• **Problem to solve**
Transcribe all records exactly.

• **Extracts from a graphics dataset**
_ _ _

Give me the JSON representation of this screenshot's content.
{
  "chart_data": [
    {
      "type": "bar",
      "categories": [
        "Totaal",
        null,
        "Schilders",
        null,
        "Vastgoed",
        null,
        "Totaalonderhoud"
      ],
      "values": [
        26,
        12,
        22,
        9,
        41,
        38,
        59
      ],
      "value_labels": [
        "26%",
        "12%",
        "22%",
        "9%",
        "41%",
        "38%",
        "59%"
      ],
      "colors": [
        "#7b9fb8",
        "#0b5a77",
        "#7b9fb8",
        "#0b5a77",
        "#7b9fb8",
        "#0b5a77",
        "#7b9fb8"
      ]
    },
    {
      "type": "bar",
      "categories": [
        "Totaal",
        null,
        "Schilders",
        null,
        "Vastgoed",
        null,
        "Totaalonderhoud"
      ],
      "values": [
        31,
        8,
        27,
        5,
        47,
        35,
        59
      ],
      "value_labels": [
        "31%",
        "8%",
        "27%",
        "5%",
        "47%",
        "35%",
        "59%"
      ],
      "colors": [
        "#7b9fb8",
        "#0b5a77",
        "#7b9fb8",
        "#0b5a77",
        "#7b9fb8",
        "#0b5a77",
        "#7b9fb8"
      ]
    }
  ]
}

_ _ _

• **The response**
Give me the JSON representation of this screenshot's content.
{
  "chart_data": [
    {
      "type": "bar",
      "categories": [
        "Totaal",
        null,
        "Schilders",
        null,
        "Vastgoed",
        null,
        "Totaalonderhoud"
      ],
      "values": [
        26,
        12,
        22,
        9,
        41,
        38,
        59
      ],
      "value_labels": [
        "26%",
        "12%",
        "22%",
        "9%",
        "41%",
        "38%",
        "59%"
      ],
      "colors": [
        "#7b9fb8",
        "#0b5a77",
        "#7b9fb8",
        "#0b5a77",
        "#7b9fb8",
        "#0b5a77",
        "#7b9fb8"
      ]
    },
    {
      "type": "bar",
      "categories": [
        "Totaal",
        null,
        "Schilders",
        null,
        "Vastgoed",
        null,
        "Totaalonderhoud"
      ],
      "values": [
        31,
        8,
        27,
        5,
        47,
        35,
        59
      ],
      "value_labels": [
        "31%",
        "8%",
        "27%",
        "5%",
        "47%",
        "35%",
        "59%"
      ],
      "colors": [
        "#7b9fb8",
        "#0b5a77",
        "#7b9fb8",
        "#0b5a77",
        "#7b9fb8",
        "#0b5a77",
        "#7b9fb8"
      ]
    }
  ]
}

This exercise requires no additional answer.